## Exercise instructions
Repeat, exactly and completely, the entries shown underneath.

## Excerpted data

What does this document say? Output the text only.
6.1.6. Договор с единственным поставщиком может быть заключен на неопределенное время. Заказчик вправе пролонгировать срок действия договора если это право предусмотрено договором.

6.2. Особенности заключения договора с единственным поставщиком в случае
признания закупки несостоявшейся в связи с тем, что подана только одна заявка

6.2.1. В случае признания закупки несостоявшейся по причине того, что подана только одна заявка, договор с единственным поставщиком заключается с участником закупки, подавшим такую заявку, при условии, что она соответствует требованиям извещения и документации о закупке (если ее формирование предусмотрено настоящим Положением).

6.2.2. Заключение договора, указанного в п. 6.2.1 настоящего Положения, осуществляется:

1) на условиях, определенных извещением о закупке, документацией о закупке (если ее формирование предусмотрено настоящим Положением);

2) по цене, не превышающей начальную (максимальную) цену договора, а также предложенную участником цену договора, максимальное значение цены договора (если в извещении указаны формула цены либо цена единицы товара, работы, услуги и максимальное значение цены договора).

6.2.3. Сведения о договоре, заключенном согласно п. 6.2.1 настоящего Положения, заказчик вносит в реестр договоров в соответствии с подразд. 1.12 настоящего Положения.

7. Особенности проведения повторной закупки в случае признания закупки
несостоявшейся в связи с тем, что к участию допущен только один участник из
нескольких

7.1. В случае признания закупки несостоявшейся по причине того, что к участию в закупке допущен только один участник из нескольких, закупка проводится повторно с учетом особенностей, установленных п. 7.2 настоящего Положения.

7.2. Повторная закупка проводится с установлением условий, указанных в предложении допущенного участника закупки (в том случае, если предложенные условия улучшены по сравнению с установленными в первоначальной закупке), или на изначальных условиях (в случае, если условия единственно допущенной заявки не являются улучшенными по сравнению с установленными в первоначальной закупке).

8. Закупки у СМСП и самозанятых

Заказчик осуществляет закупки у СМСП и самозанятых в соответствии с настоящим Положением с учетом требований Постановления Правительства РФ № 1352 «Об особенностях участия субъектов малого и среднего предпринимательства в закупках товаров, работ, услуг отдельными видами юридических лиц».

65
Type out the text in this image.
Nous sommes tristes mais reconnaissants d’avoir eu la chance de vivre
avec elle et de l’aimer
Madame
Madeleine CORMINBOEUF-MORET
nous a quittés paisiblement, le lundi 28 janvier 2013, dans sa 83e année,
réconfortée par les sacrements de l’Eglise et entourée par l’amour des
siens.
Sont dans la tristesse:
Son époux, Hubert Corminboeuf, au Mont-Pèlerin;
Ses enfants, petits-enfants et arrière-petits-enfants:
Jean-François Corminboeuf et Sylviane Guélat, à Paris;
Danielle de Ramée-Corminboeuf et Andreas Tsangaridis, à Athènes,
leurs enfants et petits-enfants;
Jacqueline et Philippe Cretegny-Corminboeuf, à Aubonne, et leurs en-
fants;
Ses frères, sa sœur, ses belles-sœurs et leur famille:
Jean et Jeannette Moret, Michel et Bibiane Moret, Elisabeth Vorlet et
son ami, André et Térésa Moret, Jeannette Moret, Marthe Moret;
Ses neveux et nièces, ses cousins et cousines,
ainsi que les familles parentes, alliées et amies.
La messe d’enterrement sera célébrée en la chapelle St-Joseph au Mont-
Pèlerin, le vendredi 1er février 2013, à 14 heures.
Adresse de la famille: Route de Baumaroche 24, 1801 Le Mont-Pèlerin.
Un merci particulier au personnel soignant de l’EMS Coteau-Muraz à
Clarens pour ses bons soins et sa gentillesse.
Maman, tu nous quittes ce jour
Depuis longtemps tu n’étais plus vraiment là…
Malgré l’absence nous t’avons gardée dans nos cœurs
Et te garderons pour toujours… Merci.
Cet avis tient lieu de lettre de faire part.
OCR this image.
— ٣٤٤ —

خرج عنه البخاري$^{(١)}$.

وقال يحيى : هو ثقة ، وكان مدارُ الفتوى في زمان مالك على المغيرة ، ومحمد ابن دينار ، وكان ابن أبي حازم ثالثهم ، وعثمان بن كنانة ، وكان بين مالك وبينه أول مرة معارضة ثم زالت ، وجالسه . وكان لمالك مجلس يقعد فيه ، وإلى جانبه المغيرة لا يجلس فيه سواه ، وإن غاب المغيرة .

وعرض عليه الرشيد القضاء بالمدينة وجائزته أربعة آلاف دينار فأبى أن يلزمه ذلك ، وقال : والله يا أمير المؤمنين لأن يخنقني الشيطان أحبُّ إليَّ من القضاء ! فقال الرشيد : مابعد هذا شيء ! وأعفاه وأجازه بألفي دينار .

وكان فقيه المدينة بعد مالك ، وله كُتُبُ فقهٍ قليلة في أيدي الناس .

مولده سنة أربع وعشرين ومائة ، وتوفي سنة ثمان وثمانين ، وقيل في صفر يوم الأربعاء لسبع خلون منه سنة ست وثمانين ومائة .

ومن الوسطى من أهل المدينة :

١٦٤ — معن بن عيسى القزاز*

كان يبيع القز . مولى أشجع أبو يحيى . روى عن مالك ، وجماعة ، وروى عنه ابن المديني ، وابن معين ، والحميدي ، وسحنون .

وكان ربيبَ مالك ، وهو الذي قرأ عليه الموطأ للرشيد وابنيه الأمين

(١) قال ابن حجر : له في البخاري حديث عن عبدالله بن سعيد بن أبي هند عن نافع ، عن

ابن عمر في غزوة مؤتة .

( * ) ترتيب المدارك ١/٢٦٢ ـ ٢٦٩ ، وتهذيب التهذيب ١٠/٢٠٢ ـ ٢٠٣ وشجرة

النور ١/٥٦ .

## Exercise answer
What does this document say? Output the text only.
6.1.6. Договор с единственным поставщиком может быть заключен на неопределенное время. Заказчик вправе пролонгировать срок действия договора если это право предусмотрено договором.

6.2. Особенности заключения договора с единственным поставщиком в случае
признания закупки несостоявшейся в связи с тем, что подана только одна заявка

6.2.1. В случае признания закупки несостоявшейся по причине того, что подана только одна заявка, договор с единственным поставщиком заключается с участником закупки, подавшим такую заявку, при условии, что она соответствует требованиям извещения и документации о закупке (если ее формирование предусмотрено настоящим Положением).

6.2.2. Заключение договора, указанного в п. 6.2.1 настоящего Положения, осуществляется:

1) на условиях, определенных извещением о закупке, документацией о закупке (если ее формирование предусмотрено настоящим Положением);

2) по цене, не превышающей начальную (максимальную) цену договора, а также предложенную участником цену договора, максимальное значение цены договора (если в извещении указаны формула цены либо цена единицы товара, работы, услуги и максимальное значение цены договора).

6.2.3. Сведения о договоре, заключенном согласно п. 6.2.1 настоящего Положения, заказчик вносит в реестр договоров в соответствии с подразд. 1.12 настоящего Положения.

7. Особенности проведения повторной закупки в случае признания закупки
несостоявшейся в связи с тем, что к участию допущен только один участник из
нескольких

7.1. В случае признания закупки несостоявшейся по причине того, что к участию в закупке допущен только один участник из нескольких, закупка проводится повторно с учетом особенностей, установленных п. 7.2 настоящего Положения.

7.2. Повторная закупка проводится с установлением условий, указанных в предложении допущенного участника закупки (в том случае, если предложенные условия улучшены по сравнению с установленными в первоначальной закупке), или на изначальных условиях (в случае, если условия единственно допущенной заявки не являются улучшенными по сравнению с установленными в первоначальной закупке).

8. Закупки у СМСП и самозанятых

Заказчик осуществляет закупки у СМСП и самозанятых в соответствии с настоящим Положением с учетом требований Постановления Правительства РФ № 1352 «Об особенностях участия субъектов малого и среднего предпринимательства в закупках товаров, работ, услуг отдельными видами юридических лиц».

65
Type out the text in this image.
Nous sommes tristes mais reconnaissants d’avoir eu la chance de vivre
avec elle et de l’aimer
Madame
Madeleine CORMINBOEUF-MORET
nous a quittés paisiblement, le lundi 28 janvier 2013, dans sa 83e année,
réconfortée par les sacrements de l’Eglise et entourée par l’amour des
siens.
Sont dans la tristesse:
Son époux, Hubert Corminboeuf, au Mont-Pèlerin;
Ses enfants, petits-enfants et arrière-petits-enfants:
Jean-François Corminboeuf et Sylviane Guélat, à Paris;
Danielle de Ramée-Corminboeuf et Andreas Tsangaridis, à Athènes,
leurs enfants et petits-enfants;
Jacqueline et Philippe Cretegny-Corminboeuf, à Aubonne, et leurs en-
fants;
Ses frères, sa sœur, ses belles-sœurs et leur famille:
Jean et Jeannette Moret, Michel et Bibiane Moret, Elisabeth Vorlet et
son ami, André et Térésa Moret, Jeannette Moret, Marthe Moret;
Ses neveux et nièces, ses cousins et cousines,
ainsi que les familles parentes, alliées et amies.
La messe d’enterrement sera célébrée en la chapelle St-Joseph au Mont-
Pèlerin, le vendredi 1er février 2013, à 14 heures.
Adresse de la famille: Route de Baumaroche 24, 1801 Le Mont-Pèlerin.
Un merci particulier au personnel soignant de l’EMS Coteau-Muraz à
Clarens pour ses bons soins et sa gentillesse.
Maman, tu nous quittes ce jour
Depuis longtemps tu n’étais plus vraiment là…
Malgré l’absence nous t’avons gardée dans nos cœurs
Et te garderons pour toujours… Merci.
Cet avis tient lieu de lettre de faire part.
OCR this image.
— ٣٤٤ —

خرج عنه البخاري$^{(١)}$.

وقال يحيى : هو ثقة ، وكان مدارُ الفتوى في زمان مالك على المغيرة ، ومحمد ابن دينار ، وكان ابن أبي حازم ثالثهم ، وعثمان بن كنانة ، وكان بين مالك وبينه أول مرة معارضة ثم زالت ، وجالسه . وكان لمالك مجلس يقعد فيه ، وإلى جانبه المغيرة لا يجلس فيه سواه ، وإن غاب المغيرة .

وعرض عليه الرشيد القضاء بالمدينة وجائزته أربعة آلاف دينار فأبى أن يلزمه ذلك ، وقال : والله يا أمير المؤمنين لأن يخنقني الشيطان أحبُّ إليَّ من القضاء ! فقال الرشيد : مابعد هذا شيء ! وأعفاه وأجازه بألفي دينار .

وكان فقيه المدينة بعد مالك ، وله كُتُبُ فقهٍ قليلة في أيدي الناس .

مولده سنة أربع وعشرين ومائة ، وتوفي سنة ثمان وثمانين ، وقيل في صفر يوم الأربعاء لسبع خلون منه سنة ست وثمانين ومائة .

ومن الوسطى من أهل المدينة :

١٦٤ — معن بن عيسى القزاز*

كان يبيع القز . مولى أشجع أبو يحيى . روى عن مالك ، وجماعة ، وروى عنه ابن المديني ، وابن معين ، والحميدي ، وسحنون .

وكان ربيبَ مالك ، وهو الذي قرأ عليه الموطأ للرشيد وابنيه الأمين

(١) قال ابن حجر : له في البخاري حديث عن عبدالله بن سعيد بن أبي هند عن نافع ، عن

ابن عمر في غزوة مؤتة .

( * ) ترتيب المدارك ١/٢٦٢ ـ ٢٦٩ ، وتهذيب التهذيب ١٠/٢٠٢ ـ ٢٠٣ وشجرة

النور ١/٥٦ .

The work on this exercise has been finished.